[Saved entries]
※

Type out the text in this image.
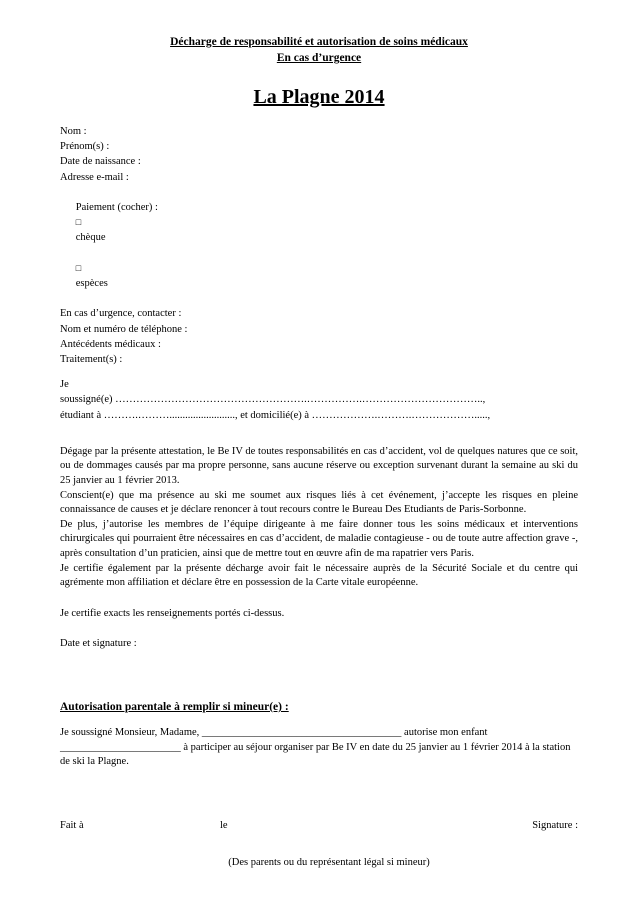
Décharge de responsabilité et autorisation de soins médicaux
En cas d’urgence
La Plagne 2014
Nom :
Prénom(s) :
Date de naissance :
Adresse e-mail :

Paiement (cocher) :
□
chèque

□
espèces

En cas d’urgence, contacter :
Nom et numéro de téléphone :
Antécédents médicaux :
Traitement(s) :
Je
soussigné(e) ……………………………………………….…………….……………………………..,
étudiant à ……….………........................., et domicilié(e) à ……………….……….……………….....,
Dégage par la présente attestation, le Be IV de toutes responsabilités en cas d’accident, vol de quelques natures que ce soit, ou de dommages causés par ma propre personne, sans aucune réserve ou exception survenant durant la semaine au ski du 25 janvier au 1 février 2013.
Conscient(e) que ma présence au ski me soumet aux risques liés à cet événement, j’accepte les risques en pleine connaissance de causes et je déclare renoncer à tout recours contre le Bureau Des Etudiants de Paris-Sorbonne.
De plus, j’autorise les membres de l’équipe dirigeante à me faire donner tous les soins médicaux et interventions chirurgicales qui pourraient être nécessaires en cas d’accident, de maladie contagieuse - ou de toute autre affection grave -, après consultation d’un praticien, ainsi que de mettre tout en œuvre afin de ma rapatrier vers Paris.
Je certifie également par la présente décharge avoir fait le nécessaire auprès de la Sécurité Sociale et du centre qui agrémente mon affiliation et déclare être en possession de la Carte vitale européenne.
Je certifie exacts les renseignements portés ci-dessus.
Date et signature :
Autorisation parentale à remplir si mineur(e) :
Je soussigné Monsieur, Madame, ______________________________________ autorise mon enfant _______________________ à participer au séjour organiser par Be IV en date du 25 janvier au 1 février 2014 à la station de ski la Plagne.
Fait à	le	Signature :
(Des parents ou du représentant légal si mineur)
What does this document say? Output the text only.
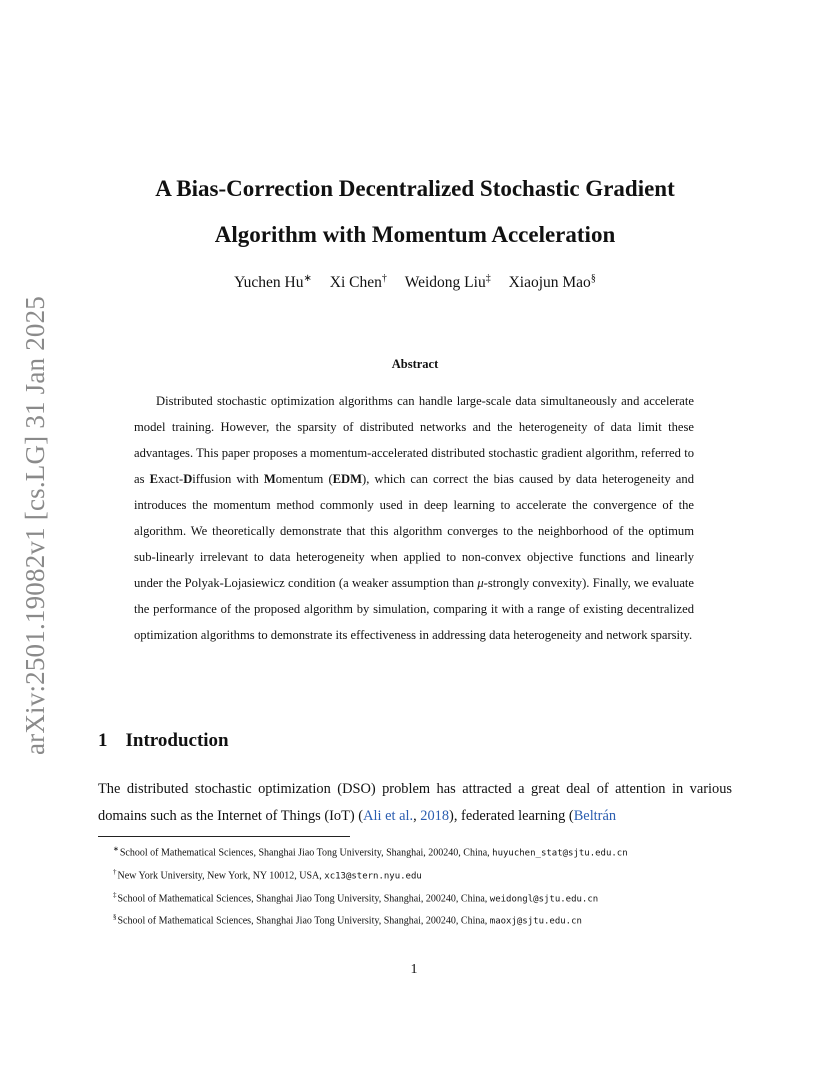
arXiv:2501.19082v1 [cs.LG] 31 Jan 2025
A Bias-Correction Decentralized Stochastic Gradient
Algorithm with Momentum Acceleration
Yuchen Hu∗ Xi Chen† Weidong Liu‡ Xiaojun Mao§
Abstract

Distributed stochastic optimization algorithms can handle large-scale data simultaneously and accelerate model training. However, the sparsity of distributed networks and the heterogeneity of data limit these advantages. This paper proposes a momentum-accelerated distributed stochastic gradient algorithm, referred to as Exact-Diffusion with Momentum (EDM), which can correct the bias caused by data heterogeneity and introduces the momentum method commonly used in deep learning to accelerate the convergence of the algorithm. We theoretically demonstrate that this algorithm converges to the neighborhood of the optimum sub-linearly irrelevant to data heterogeneity when applied to non-convex objective functions and linearly under the Polyak-Lojasiewicz condition (a weaker assumption than μ-strongly convexity). Finally, we evaluate the performance of the proposed algorithm by simulation, comparing it with a range of existing decentralized optimization algorithms to demonstrate its effectiveness in addressing data heterogeneity and network sparsity.

1 Introduction

The distributed stochastic optimization (DSO) problem has attracted a great deal of attention in various domains such as the Internet of Things (IoT) (Ali et al., 2018), federated learning (Beltrán

∗School of Mathematical Sciences, Shanghai Jiao Tong University, Shanghai, 200240, China, huyuchen_stat@sjtu.edu.cn
†New York University, New York, NY 10012, USA, xc13@stern.nyu.edu
‡School of Mathematical Sciences, Shanghai Jiao Tong University, Shanghai, 200240, China, weidongl@sjtu.edu.cn
§School of Mathematical Sciences, Shanghai Jiao Tong University, Shanghai, 200240, China, maoxj@sjtu.edu.cn
1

※

__What this task involves__:
Write out each line again precisely as it appears, skipping every picture.

__Answer to this task__:
Type out the text in this image.
Décharge de responsabilité et autorisation de soins médicaux
En cas d’urgence
La Plagne 2014
Nom :
Prénom(s) :
Date de naissance :
Adresse e-mail :

Paiement (cocher) :
□
chèque

□
espèces

En cas d’urgence, contacter :
Nom et numéro de téléphone :
Antécédents médicaux :
Traitement(s) :
Je
soussigné(e) ……………………………………………….…………….……………………………..,
étudiant à ……….………........................., et domicilié(e) à ……………….……….……………….....,
Dégage par la présente attestation, le Be IV de toutes responsabilités en cas d’accident, vol de quelques natures que ce soit, ou de dommages causés par ma propre personne, sans aucune réserve ou exception survenant durant la semaine au ski du 25 janvier au 1 février 2013.
Conscient(e) que ma présence au ski me soumet aux risques liés à cet événement, j’accepte les risques en pleine connaissance de causes et je déclare renoncer à tout recours contre le Bureau Des Etudiants de Paris-Sorbonne.
De plus, j’autorise les membres de l’équipe dirigeante à me faire donner tous les soins médicaux et interventions chirurgicales qui pourraient être nécessaires en cas d’accident, de maladie contagieuse - ou de toute autre affection grave -, après consultation d’un praticien, ainsi que de mettre tout en œuvre afin de ma rapatrier vers Paris.
Je certifie également par la présente décharge avoir fait le nécessaire auprès de la Sécurité Sociale et du centre qui agrémente mon affiliation et déclare être en possession de la Carte vitale européenne.
Je certifie exacts les renseignements portés ci-dessus.
Date et signature :
Autorisation parentale à remplir si mineur(e) :
Je soussigné Monsieur, Madame, ______________________________________ autorise mon enfant _______________________ à participer au séjour organiser par Be IV en date du 25 janvier au 1 février 2014 à la station de ski la Plagne.
Fait à	le	Signature :
(Des parents ou du représentant légal si mineur)
What does this document say? Output the text only.
arXiv:2501.19082v1 [cs.LG] 31 Jan 2025
A Bias-Correction Decentralized Stochastic Gradient
Algorithm with Momentum Acceleration
Yuchen Hu∗ Xi Chen† Weidong Liu‡ Xiaojun Mao§
Abstract

Distributed stochastic optimization algorithms can handle large-scale data simultaneously and accelerate model training. However, the sparsity of distributed networks and the heterogeneity of data limit these advantages. This paper proposes a momentum-accelerated distributed stochastic gradient algorithm, referred to as Exact-Diffusion with Momentum (EDM), which can correct the bias caused by data heterogeneity and introduces the momentum method commonly used in deep learning to accelerate the convergence of the algorithm. We theoretically demonstrate that this algorithm converges to the neighborhood of the optimum sub-linearly irrelevant to data heterogeneity when applied to non-convex objective functions and linearly under the Polyak-Lojasiewicz condition (a weaker assumption than μ-strongly convexity). Finally, we evaluate the performance of the proposed algorithm by simulation, comparing it with a range of existing decentralized optimization algorithms to demonstrate its effectiveness in addressing data heterogeneity and network sparsity.

1 Introduction

The distributed stochastic optimization (DSO) problem has attracted a great deal of attention in various domains such as the Internet of Things (IoT) (Ali et al., 2018), federated learning (Beltrán

∗School of Mathematical Sciences, Shanghai Jiao Tong University, Shanghai, 200240, China, huyuchen_stat@sjtu.edu.cn
†New York University, New York, NY 10012, USA, xc13@stern.nyu.edu
‡School of Mathematical Sciences, Shanghai Jiao Tong University, Shanghai, 200240, China, weidongl@sjtu.edu.cn
§School of Mathematical Sciences, Shanghai Jiao Tong University, Shanghai, 200240, China, maoxj@sjtu.edu.cn
1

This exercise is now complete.